■ Data items:
################
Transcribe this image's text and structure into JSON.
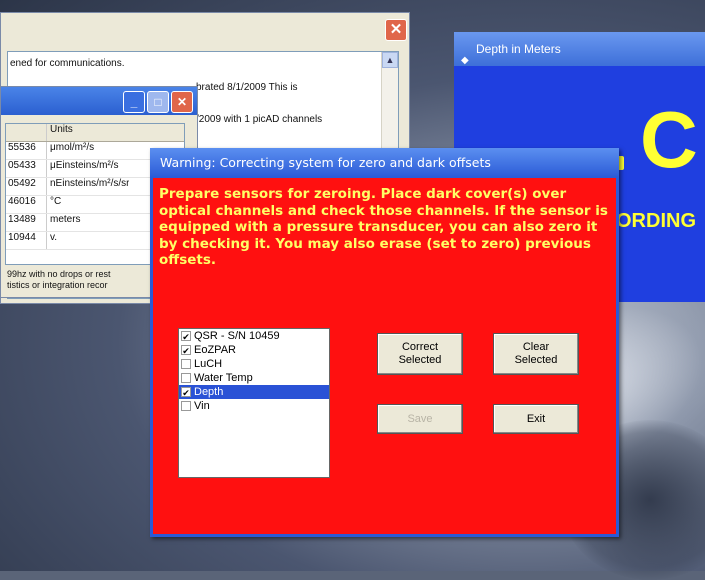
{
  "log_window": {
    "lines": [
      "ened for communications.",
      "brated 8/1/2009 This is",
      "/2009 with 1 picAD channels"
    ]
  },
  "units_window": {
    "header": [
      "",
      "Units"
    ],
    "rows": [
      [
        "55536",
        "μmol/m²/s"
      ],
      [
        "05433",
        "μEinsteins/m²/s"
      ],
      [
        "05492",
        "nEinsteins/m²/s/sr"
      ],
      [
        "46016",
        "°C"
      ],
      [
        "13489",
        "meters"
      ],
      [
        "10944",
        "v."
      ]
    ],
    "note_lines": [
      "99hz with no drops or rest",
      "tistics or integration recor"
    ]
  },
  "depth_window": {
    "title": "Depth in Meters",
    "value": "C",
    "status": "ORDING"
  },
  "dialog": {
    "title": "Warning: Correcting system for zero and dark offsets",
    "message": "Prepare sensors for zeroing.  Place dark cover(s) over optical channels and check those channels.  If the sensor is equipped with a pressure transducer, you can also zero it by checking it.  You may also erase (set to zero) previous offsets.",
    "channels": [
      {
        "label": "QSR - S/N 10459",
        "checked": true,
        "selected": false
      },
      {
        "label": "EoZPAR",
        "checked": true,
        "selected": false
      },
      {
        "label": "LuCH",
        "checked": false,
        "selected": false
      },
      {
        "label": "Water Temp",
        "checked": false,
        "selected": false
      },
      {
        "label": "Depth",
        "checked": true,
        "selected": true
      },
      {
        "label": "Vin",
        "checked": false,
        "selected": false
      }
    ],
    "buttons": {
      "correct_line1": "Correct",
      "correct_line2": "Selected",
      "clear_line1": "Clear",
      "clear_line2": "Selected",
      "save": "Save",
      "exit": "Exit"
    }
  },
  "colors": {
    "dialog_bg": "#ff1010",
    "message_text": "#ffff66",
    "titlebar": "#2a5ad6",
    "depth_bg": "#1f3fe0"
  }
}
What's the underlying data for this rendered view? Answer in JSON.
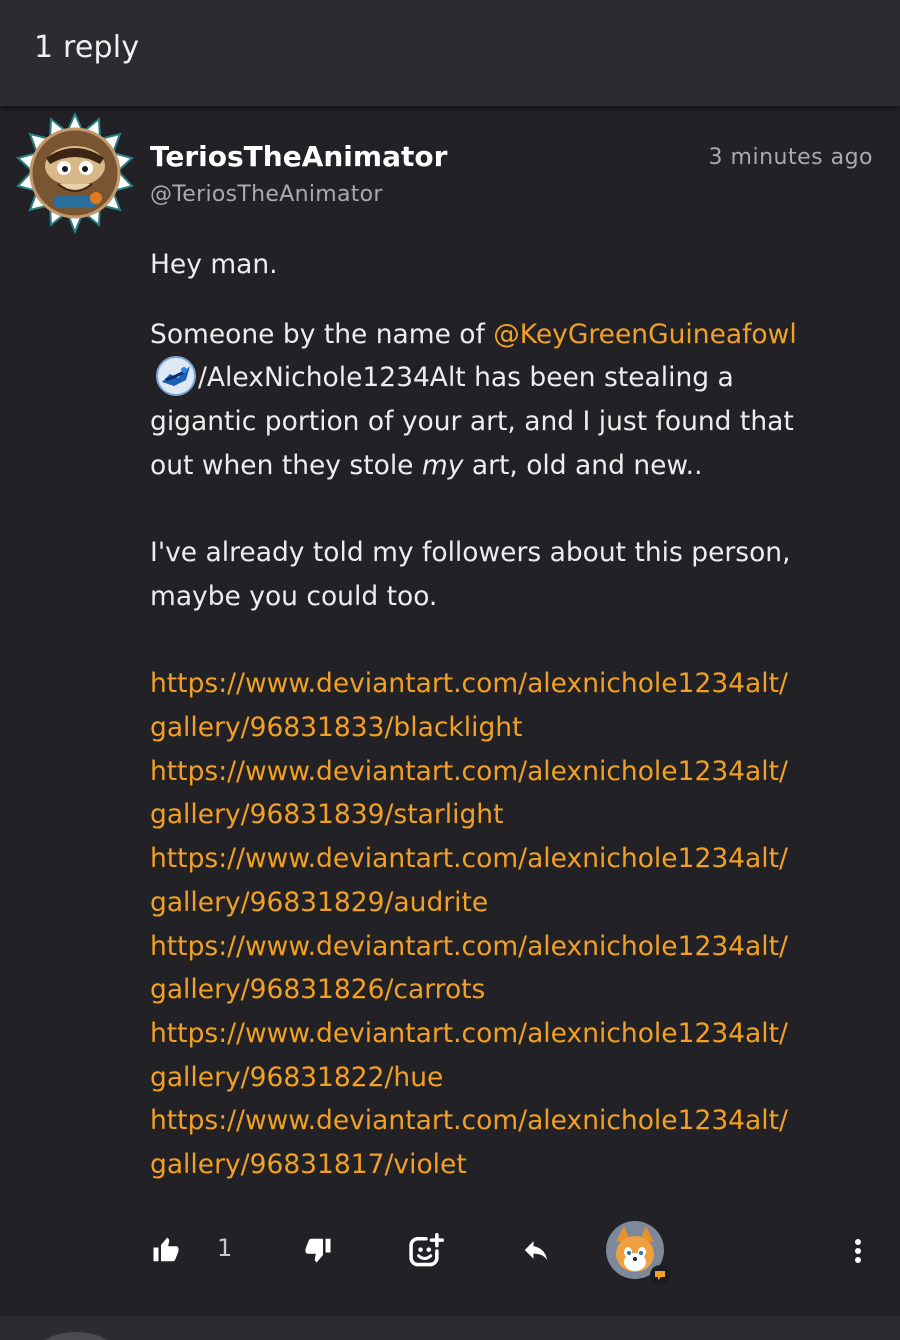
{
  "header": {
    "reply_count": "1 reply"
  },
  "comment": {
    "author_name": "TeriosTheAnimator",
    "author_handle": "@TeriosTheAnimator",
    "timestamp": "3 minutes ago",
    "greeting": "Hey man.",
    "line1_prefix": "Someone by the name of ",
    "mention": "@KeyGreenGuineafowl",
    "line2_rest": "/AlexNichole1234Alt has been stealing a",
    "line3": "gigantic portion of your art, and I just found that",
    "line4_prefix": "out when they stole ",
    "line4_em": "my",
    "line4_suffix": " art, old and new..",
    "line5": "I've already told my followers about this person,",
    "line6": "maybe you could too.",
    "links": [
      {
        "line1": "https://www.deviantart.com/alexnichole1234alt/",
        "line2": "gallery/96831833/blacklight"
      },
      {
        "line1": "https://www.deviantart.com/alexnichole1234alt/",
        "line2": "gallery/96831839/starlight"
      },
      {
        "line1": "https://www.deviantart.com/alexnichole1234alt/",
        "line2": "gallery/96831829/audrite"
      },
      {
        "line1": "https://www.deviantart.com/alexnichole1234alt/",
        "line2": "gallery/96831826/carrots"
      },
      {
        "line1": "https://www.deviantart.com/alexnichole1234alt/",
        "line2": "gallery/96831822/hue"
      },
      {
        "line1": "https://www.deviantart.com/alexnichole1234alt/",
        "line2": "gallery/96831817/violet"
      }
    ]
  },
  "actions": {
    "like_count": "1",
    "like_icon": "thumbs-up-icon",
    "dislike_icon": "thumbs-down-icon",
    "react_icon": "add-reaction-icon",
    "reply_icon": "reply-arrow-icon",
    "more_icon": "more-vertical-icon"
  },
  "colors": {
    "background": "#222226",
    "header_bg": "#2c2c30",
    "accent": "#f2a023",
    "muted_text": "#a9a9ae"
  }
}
################
■ Work to complete: Copy everything in the records above except the pictures, exactly as written.

■ Solution to the exercise:
Transcribe this image's text and structure into JSON.
{
  "log_window": {
    "lines": [
      "ened for communications.",
      "brated 8/1/2009 This is",
      "/2009 with 1 picAD channels"
    ]
  },
  "units_window": {
    "header": [
      "",
      "Units"
    ],
    "rows": [
      [
        "55536",
        "μmol/m²/s"
      ],
      [
        "05433",
        "μEinsteins/m²/s"
      ],
      [
        "05492",
        "nEinsteins/m²/s/sr"
      ],
      [
        "46016",
        "°C"
      ],
      [
        "13489",
        "meters"
      ],
      [
        "10944",
        "v."
      ]
    ],
    "note_lines": [
      "99hz with no drops or rest",
      "tistics or integration recor"
    ]
  },
  "depth_window": {
    "title": "Depth in Meters",
    "value": "C",
    "status": "ORDING"
  },
  "dialog": {
    "title": "Warning: Correcting system for zero and dark offsets",
    "message": "Prepare sensors for zeroing.  Place dark cover(s) over optical channels and check those channels.  If the sensor is equipped with a pressure transducer, you can also zero it by checking it.  You may also erase (set to zero) previous offsets.",
    "channels": [
      {
        "label": "QSR - S/N 10459",
        "checked": true,
        "selected": false
      },
      {
        "label": "EoZPAR",
        "checked": true,
        "selected": false
      },
      {
        "label": "LuCH",
        "checked": false,
        "selected": false
      },
      {
        "label": "Water Temp",
        "checked": false,
        "selected": false
      },
      {
        "label": "Depth",
        "checked": true,
        "selected": true
      },
      {
        "label": "Vin",
        "checked": false,
        "selected": false
      }
    ],
    "buttons": {
      "correct_line1": "Correct",
      "correct_line2": "Selected",
      "clear_line1": "Clear",
      "clear_line2": "Selected",
      "save": "Save",
      "exit": "Exit"
    }
  },
  "colors": {
    "dialog_bg": "#ff1010",
    "message_text": "#ffff66",
    "titlebar": "#2a5ad6",
    "depth_bg": "#1f3fe0"
  }
}
What's the underlying data for this rendered view? Answer in JSON.
{
  "header": {
    "reply_count": "1 reply"
  },
  "comment": {
    "author_name": "TeriosTheAnimator",
    "author_handle": "@TeriosTheAnimator",
    "timestamp": "3 minutes ago",
    "greeting": "Hey man.",
    "line1_prefix": "Someone by the name of ",
    "mention": "@KeyGreenGuineafowl",
    "line2_rest": "/AlexNichole1234Alt has been stealing a",
    "line3": "gigantic portion of your art, and I just found that",
    "line4_prefix": "out when they stole ",
    "line4_em": "my",
    "line4_suffix": " art, old and new..",
    "line5": "I've already told my followers about this person,",
    "line6": "maybe you could too.",
    "links": [
      {
        "line1": "https://www.deviantart.com/alexnichole1234alt/",
        "line2": "gallery/96831833/blacklight"
      },
      {
        "line1": "https://www.deviantart.com/alexnichole1234alt/",
        "line2": "gallery/96831839/starlight"
      },
      {
        "line1": "https://www.deviantart.com/alexnichole1234alt/",
        "line2": "gallery/96831829/audrite"
      },
      {
        "line1": "https://www.deviantart.com/alexnichole1234alt/",
        "line2": "gallery/96831826/carrots"
      },
      {
        "line1": "https://www.deviantart.com/alexnichole1234alt/",
        "line2": "gallery/96831822/hue"
      },
      {
        "line1": "https://www.deviantart.com/alexnichole1234alt/",
        "line2": "gallery/96831817/violet"
      }
    ]
  },
  "actions": {
    "like_count": "1",
    "like_icon": "thumbs-up-icon",
    "dislike_icon": "thumbs-down-icon",
    "react_icon": "add-reaction-icon",
    "reply_icon": "reply-arrow-icon",
    "more_icon": "more-vertical-icon"
  },
  "colors": {
    "background": "#222226",
    "header_bg": "#2c2c30",
    "accent": "#f2a023",
    "muted_text": "#a9a9ae"
  }
}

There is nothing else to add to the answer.